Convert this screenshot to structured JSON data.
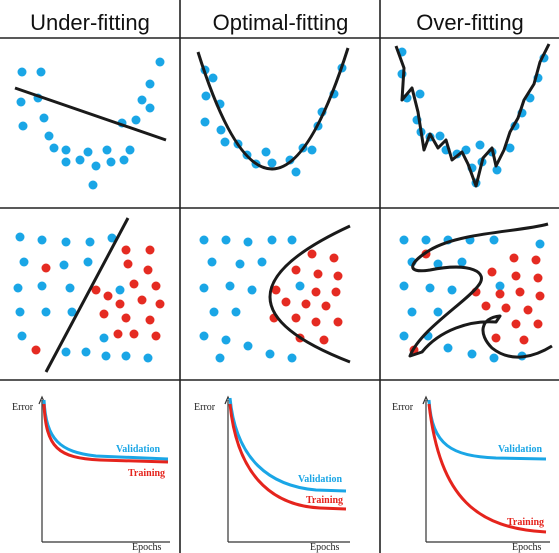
{
  "columns": [
    {
      "key": "under",
      "title": "Under-fitting"
    },
    {
      "key": "optimal",
      "title": "Optimal-fitting"
    },
    {
      "key": "over",
      "title": "Over-fitting"
    }
  ],
  "colors": {
    "blue_point": "#1aa6e6",
    "red_point": "#e52b22",
    "fit_line": "#1a1a1a",
    "validation": "#1aa6e6",
    "training": "#e5241d",
    "grid": "#222222"
  },
  "error_plots": {
    "y_label": "Error",
    "x_label": "Epochs",
    "validation_label": "Validation",
    "training_label": "Training"
  }
}
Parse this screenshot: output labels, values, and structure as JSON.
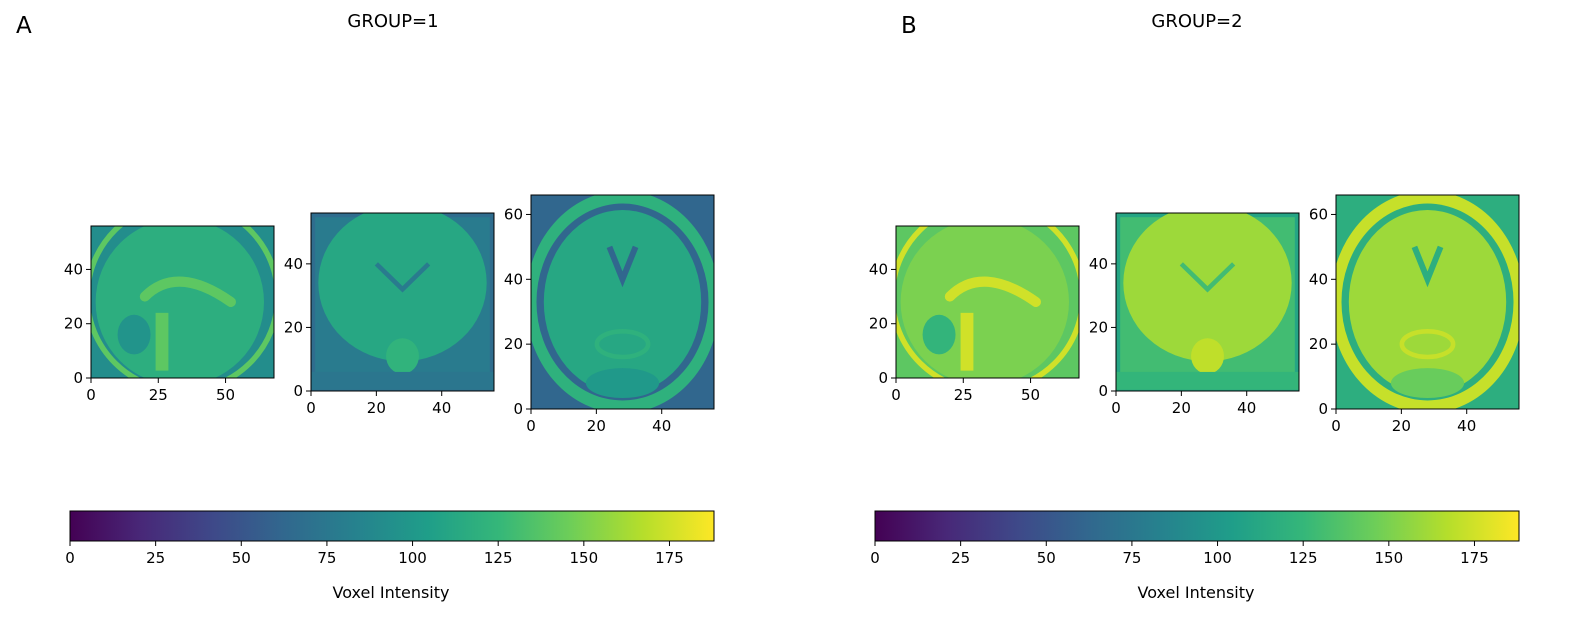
{
  "colors": {
    "viridis": [
      "#440154",
      "#482878",
      "#3e4989",
      "#31688e",
      "#26828e",
      "#1f9e89",
      "#35b779",
      "#6ece58",
      "#b5de2b",
      "#fde725"
    ],
    "frame": "#000000"
  },
  "panels": [
    {
      "letter": "A",
      "title": "GROUP=1",
      "colorbar": {
        "label": "Voxel Intensity",
        "vmin": 0,
        "vmax": 188,
        "ticks": [
          "0",
          "25",
          "50",
          "75",
          "100",
          "125",
          "150",
          "175"
        ]
      },
      "slices": [
        {
          "view": "sagittal",
          "xlim": [
            0,
            68
          ],
          "ylim": [
            0,
            56
          ],
          "xticks": [
            "0",
            "25",
            "50"
          ],
          "yticks": [
            "0",
            "20",
            "40"
          ],
          "xtick_values": [
            0,
            25,
            50
          ],
          "ytick_values": [
            0,
            20,
            40
          ],
          "background": 92,
          "tissue": 118,
          "bright": 140
        },
        {
          "view": "coronal",
          "xlim": [
            0,
            56
          ],
          "ylim": [
            0,
            56
          ],
          "xticks": [
            "0",
            "20",
            "40"
          ],
          "yticks": [
            "0",
            "20",
            "40"
          ],
          "xtick_values": [
            0,
            20,
            40
          ],
          "ytick_values": [
            0,
            20,
            40
          ],
          "background": 78,
          "tissue": 112,
          "bright": 122
        },
        {
          "view": "axial",
          "xlim": [
            0,
            56
          ],
          "ylim": [
            0,
            66
          ],
          "xticks": [
            "0",
            "20",
            "40"
          ],
          "yticks": [
            "0",
            "20",
            "40",
            "60"
          ],
          "xtick_values": [
            0,
            20,
            40
          ],
          "ytick_values": [
            0,
            20,
            40,
            60
          ],
          "background": 62,
          "tissue": 112,
          "bright": 120
        }
      ]
    },
    {
      "letter": "B",
      "title": "GROUP=2",
      "colorbar": {
        "label": "Voxel Intensity",
        "vmin": 0,
        "vmax": 188,
        "ticks": [
          "0",
          "25",
          "50",
          "75",
          "100",
          "125",
          "150",
          "175"
        ]
      },
      "slices": [
        {
          "view": "sagittal",
          "xlim": [
            0,
            68
          ],
          "ylim": [
            0,
            56
          ],
          "xticks": [
            "0",
            "25",
            "50"
          ],
          "yticks": [
            "0",
            "20",
            "40"
          ],
          "xtick_values": [
            0,
            25,
            50
          ],
          "ytick_values": [
            0,
            20,
            40
          ],
          "background": 140,
          "tissue": 150,
          "bright": 175
        },
        {
          "view": "coronal",
          "xlim": [
            0,
            56
          ],
          "ylim": [
            0,
            56
          ],
          "xticks": [
            "0",
            "20",
            "40"
          ],
          "yticks": [
            "0",
            "20",
            "40"
          ],
          "xtick_values": [
            0,
            20,
            40
          ],
          "ytick_values": [
            0,
            20,
            40
          ],
          "background": 130,
          "tissue": 160,
          "bright": 170
        },
        {
          "view": "axial",
          "xlim": [
            0,
            56
          ],
          "ylim": [
            0,
            66
          ],
          "xticks": [
            "0",
            "20",
            "40"
          ],
          "yticks": [
            "0",
            "20",
            "40",
            "60"
          ],
          "xtick_values": [
            0,
            20,
            40
          ],
          "ytick_values": [
            0,
            20,
            40,
            60
          ],
          "background": 118,
          "tissue": 160,
          "bright": 172
        }
      ]
    }
  ],
  "chart_data": [
    {
      "type": "heatmap",
      "title": "GROUP=1",
      "panel_label": "A",
      "colorbar_label": "Voxel Intensity",
      "value_range": [
        0,
        188
      ],
      "colormap": "viridis",
      "images": [
        {
          "view": "sagittal",
          "x_range": [
            0,
            68
          ],
          "y_range": [
            0,
            56
          ]
        },
        {
          "view": "coronal",
          "x_range": [
            0,
            56
          ],
          "y_range": [
            0,
            56
          ]
        },
        {
          "view": "axial",
          "x_range": [
            0,
            56
          ],
          "y_range": [
            0,
            66
          ]
        }
      ],
      "colorbar_ticks": [
        0,
        25,
        50,
        75,
        100,
        125,
        150,
        175
      ]
    },
    {
      "type": "heatmap",
      "title": "GROUP=2",
      "panel_label": "B",
      "colorbar_label": "Voxel Intensity",
      "value_range": [
        0,
        188
      ],
      "colormap": "viridis",
      "images": [
        {
          "view": "sagittal",
          "x_range": [
            0,
            68
          ],
          "y_range": [
            0,
            56
          ]
        },
        {
          "view": "coronal",
          "x_range": [
            0,
            56
          ],
          "y_range": [
            0,
            56
          ]
        },
        {
          "view": "axial",
          "x_range": [
            0,
            56
          ],
          "y_range": [
            0,
            66
          ]
        }
      ],
      "colorbar_ticks": [
        0,
        25,
        50,
        75,
        100,
        125,
        150,
        175
      ]
    }
  ]
}
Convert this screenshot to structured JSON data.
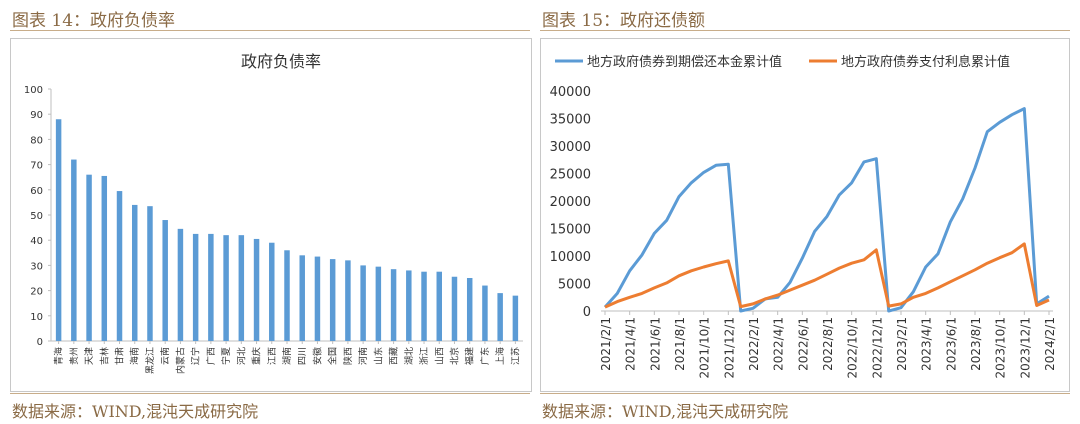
{
  "left": {
    "fig_title": "图表 14：政府负债率",
    "source": "数据来源：WIND,混沌天成研究院",
    "chart_data": {
      "type": "bar",
      "title": "政府负债率",
      "categories": [
        "青海",
        "贵州",
        "天津",
        "吉林",
        "甘肃",
        "海南",
        "黑龙江",
        "云南",
        "内蒙古",
        "辽宁",
        "广西",
        "宁夏",
        "河北",
        "重庆",
        "江西",
        "湖南",
        "四川",
        "安徽",
        "全国",
        "陕西",
        "河南",
        "山东",
        "西藏",
        "湖北",
        "浙江",
        "山西",
        "北京",
        "福建",
        "广东",
        "上海",
        "江苏"
      ],
      "values": [
        88,
        72,
        66,
        65.5,
        59.5,
        54,
        53.5,
        48,
        44.5,
        42.5,
        42.5,
        42,
        42,
        40.5,
        39,
        36,
        34,
        33.5,
        32.5,
        32,
        30,
        29.5,
        28.5,
        28,
        27.5,
        27.5,
        25.5,
        25,
        22,
        19,
        18
      ],
      "yticks": [
        "0",
        "10",
        "20",
        "30",
        "40",
        "50",
        "60",
        "70",
        "80",
        "90",
        "100"
      ],
      "ylim": [
        0,
        100
      ],
      "color": "#5b9bd5"
    }
  },
  "right": {
    "fig_title": "图表 15：政府还债额",
    "source": "数据来源：WIND,混沌天成研究院",
    "chart_data": {
      "type": "line",
      "title": "",
      "x": [
        "2021/2/1",
        "2021/3/1",
        "2021/4/1",
        "2021/5/1",
        "2021/6/1",
        "2021/7/1",
        "2021/8/1",
        "2021/9/1",
        "2021/10/1",
        "2021/11/1",
        "2021/12/1",
        "2022/1/1",
        "2022/2/1",
        "2022/3/1",
        "2022/4/1",
        "2022/5/1",
        "2022/6/1",
        "2022/7/1",
        "2022/8/1",
        "2022/9/1",
        "2022/10/1",
        "2022/11/1",
        "2022/12/1",
        "2023/1/1",
        "2023/2/1",
        "2023/3/1",
        "2023/4/1",
        "2023/5/1",
        "2023/6/1",
        "2023/7/1",
        "2023/8/1",
        "2023/9/1",
        "2023/10/1",
        "2023/11/1",
        "2023/12/1",
        "2024/1/1",
        "2024/2/1"
      ],
      "xticks": [
        "2021/2/1",
        "2021/4/1",
        "2021/6/1",
        "2021/8/1",
        "2021/10/1",
        "2021/12/1",
        "2022/2/1",
        "2022/4/1",
        "2022/6/1",
        "2022/8/1",
        "2022/10/1",
        "2022/12/1",
        "2023/2/1",
        "2023/4/1",
        "2023/6/1",
        "2023/8/1",
        "2023/10/1",
        "2023/12/1",
        "2024/2/1"
      ],
      "series": [
        {
          "name": "地方政府债券到期偿还本金累计值",
          "color": "#5b9bd5",
          "values": [
            700,
            3200,
            7300,
            10200,
            14100,
            16500,
            20800,
            23300,
            25200,
            26500,
            26700,
            0,
            500,
            2200,
            2500,
            5200,
            9600,
            14500,
            17200,
            21100,
            23300,
            27100,
            27700,
            0,
            600,
            3500,
            8000,
            10400,
            16200,
            20400,
            26000,
            32600,
            34300,
            35700,
            36800,
            1300,
            2700
          ]
        },
        {
          "name": "地方政府债券支付利息累计值",
          "color": "#ed7d31",
          "values": [
            700,
            1700,
            2500,
            3200,
            4200,
            5100,
            6400,
            7300,
            8000,
            8600,
            9100,
            800,
            1300,
            2200,
            2900,
            3800,
            4700,
            5600,
            6700,
            7800,
            8700,
            9300,
            11100,
            900,
            1300,
            2500,
            3200,
            4200,
            5300,
            6400,
            7500,
            8700,
            9700,
            10600,
            12200,
            1000,
            2000
          ]
        }
      ],
      "yticks": [
        "0",
        "5000",
        "10000",
        "15000",
        "20000",
        "25000",
        "30000",
        "35000",
        "40000"
      ],
      "ylim": [
        0,
        40000
      ]
    }
  }
}
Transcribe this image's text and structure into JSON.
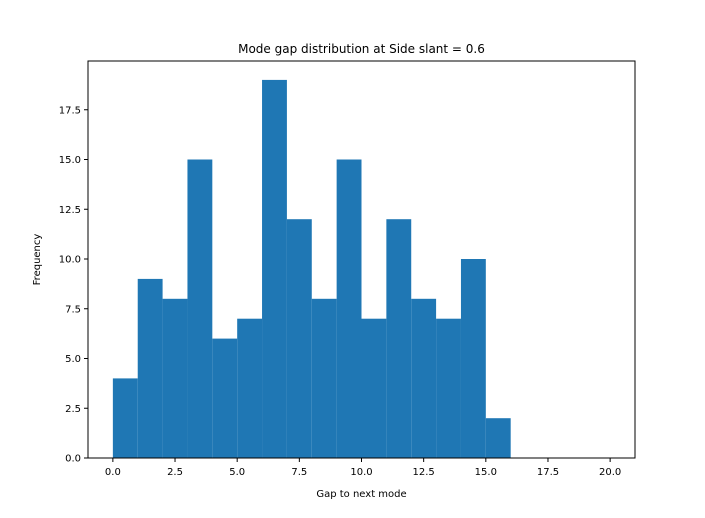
{
  "chart_data": {
    "type": "histogram",
    "title": "Mode gap distribution at Side slant = 0.6",
    "xlabel": "Gap to next mode",
    "ylabel": "Frequency",
    "bin_edges": [
      0,
      1,
      2,
      3,
      4,
      5,
      6,
      7,
      8,
      9,
      10,
      11,
      12,
      13,
      14,
      15,
      16,
      17,
      18,
      19,
      20
    ],
    "values": [
      4,
      9,
      8,
      15,
      6,
      7,
      19,
      12,
      8,
      15,
      7,
      12,
      8,
      7,
      10,
      2,
      0,
      0,
      0,
      0
    ],
    "xlim": [
      -1,
      21
    ],
    "ylim": [
      0,
      19.95
    ],
    "x_ticks": [
      0,
      2.5,
      5,
      7.5,
      10,
      12.5,
      15,
      17.5,
      20
    ],
    "x_tick_labels": [
      "0.0",
      "2.5",
      "5.0",
      "7.5",
      "10.0",
      "12.5",
      "15.0",
      "17.5",
      "20.0"
    ],
    "y_ticks": [
      0,
      2.5,
      5,
      7.5,
      10,
      12.5,
      15,
      17.5
    ],
    "y_tick_labels": [
      "0.0",
      "2.5",
      "5.0",
      "7.5",
      "10.0",
      "12.5",
      "15.0",
      "17.5"
    ],
    "bar_color": "#1f77b4",
    "grid": false
  }
}
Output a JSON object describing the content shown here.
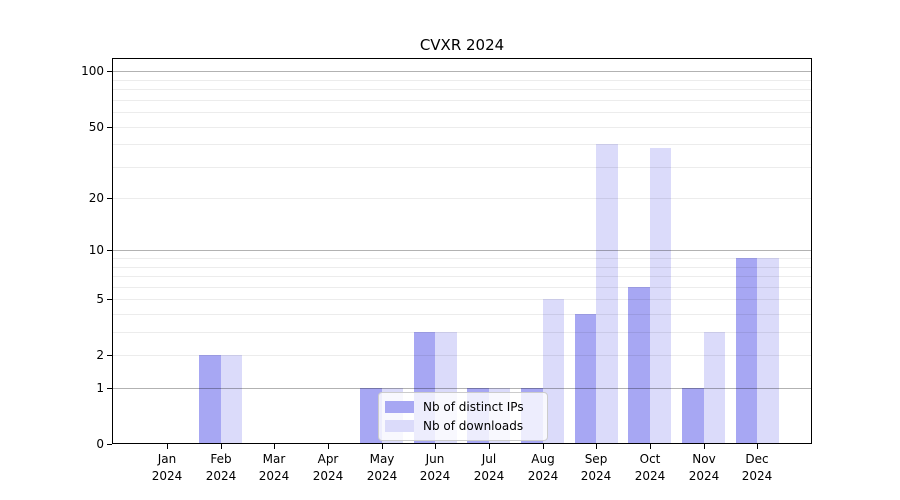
{
  "chart_data": {
    "type": "bar",
    "title": "CVXR 2024",
    "categories": [
      "Jan 2024",
      "Feb 2024",
      "Mar 2024",
      "Apr 2024",
      "May 2024",
      "Jun 2024",
      "Jul 2024",
      "Aug 2024",
      "Sep 2024",
      "Oct 2024",
      "Nov 2024",
      "Dec 2024"
    ],
    "x_tick_months": [
      "Jan",
      "Feb",
      "Mar",
      "Apr",
      "May",
      "Jun",
      "Jul",
      "Aug",
      "Sep",
      "Oct",
      "Nov",
      "Dec"
    ],
    "x_tick_year": "2024",
    "series": [
      {
        "name": "Nb of distinct IPs",
        "color": "#a7a7f3",
        "values": [
          0,
          2,
          0,
          0,
          1,
          3,
          1,
          1,
          4,
          6,
          1,
          9
        ]
      },
      {
        "name": "Nb of downloads",
        "color": "#dbdbfa",
        "values": [
          0,
          2,
          0,
          0,
          1,
          3,
          1,
          5,
          40,
          38,
          3,
          9
        ]
      }
    ],
    "y_axis": {
      "scale": "log1p",
      "tick_values": [
        0,
        1,
        2,
        5,
        10,
        20,
        50,
        100
      ],
      "major_gridlines": [
        1,
        10,
        100
      ],
      "minor_gridlines": [
        2,
        3,
        4,
        5,
        6,
        7,
        8,
        9,
        20,
        30,
        40,
        50,
        60,
        70,
        80,
        90
      ],
      "range": [
        0,
        100
      ]
    },
    "legend_position": "lower center",
    "grid": true
  }
}
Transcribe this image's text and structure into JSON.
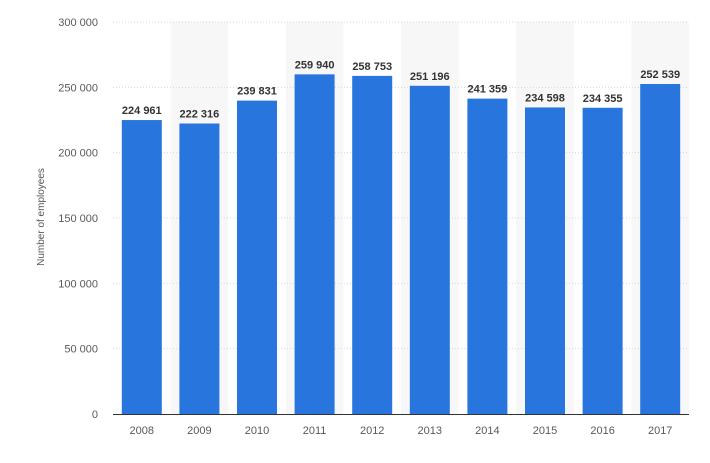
{
  "chart_data": {
    "type": "bar",
    "categories": [
      "2008",
      "2009",
      "2010",
      "2011",
      "2012",
      "2013",
      "2014",
      "2015",
      "2016",
      "2017"
    ],
    "values": [
      224961,
      222316,
      239831,
      259940,
      258753,
      251196,
      241359,
      234598,
      234355,
      252539
    ],
    "value_labels": [
      "224 961",
      "222 316",
      "239 831",
      "259 940",
      "258 753",
      "251 196",
      "241 359",
      "234 598",
      "234 355",
      "252 539"
    ],
    "title": "",
    "xlabel": "",
    "ylabel": "Number of employees",
    "ylim": [
      0,
      300000
    ],
    "yticks": [
      0,
      50000,
      100000,
      150000,
      200000,
      250000,
      300000
    ],
    "ytick_labels": [
      "0",
      "50 000",
      "100 000",
      "150 000",
      "200 000",
      "250 000",
      "300 000"
    ],
    "grid": true,
    "legend": "none",
    "colors": {
      "bar": "#2876dd",
      "band": "#f7f7f7",
      "grid": "#d7d7d7",
      "axis": "#333333"
    }
  }
}
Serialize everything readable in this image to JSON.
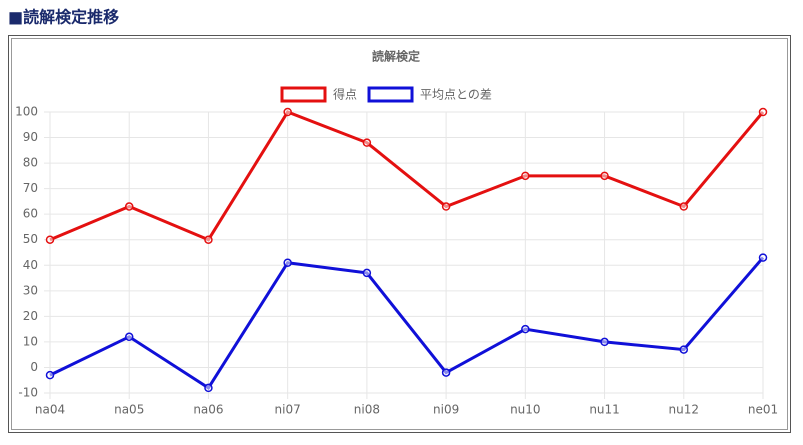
{
  "header": {
    "title": "■読解検定推移"
  },
  "chart_data": {
    "type": "line",
    "title": "読解検定",
    "categories": [
      "na04",
      "na05",
      "na06",
      "ni07",
      "ni08",
      "ni09",
      "nu10",
      "nu11",
      "nu12",
      "ne01"
    ],
    "series": [
      {
        "name": "得点",
        "color": "#e41010",
        "values": [
          50,
          63,
          50,
          100,
          88,
          63,
          75,
          75,
          63,
          100
        ]
      },
      {
        "name": "平均点との差",
        "color": "#1010d8",
        "values": [
          -3,
          12,
          -8,
          41,
          37,
          -2,
          15,
          10,
          7,
          43
        ]
      }
    ],
    "ylim": [
      -10,
      100
    ],
    "yticks": [
      -10,
      0,
      10,
      20,
      30,
      40,
      50,
      60,
      70,
      80,
      90,
      100
    ],
    "grid": true,
    "legend": "top"
  }
}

(AIM):
Find every line that has "ylabel" in it, then return those lines.

(RESPONSE):
    "ylabel": "Frequency",
    "ylabel": "Number of employees",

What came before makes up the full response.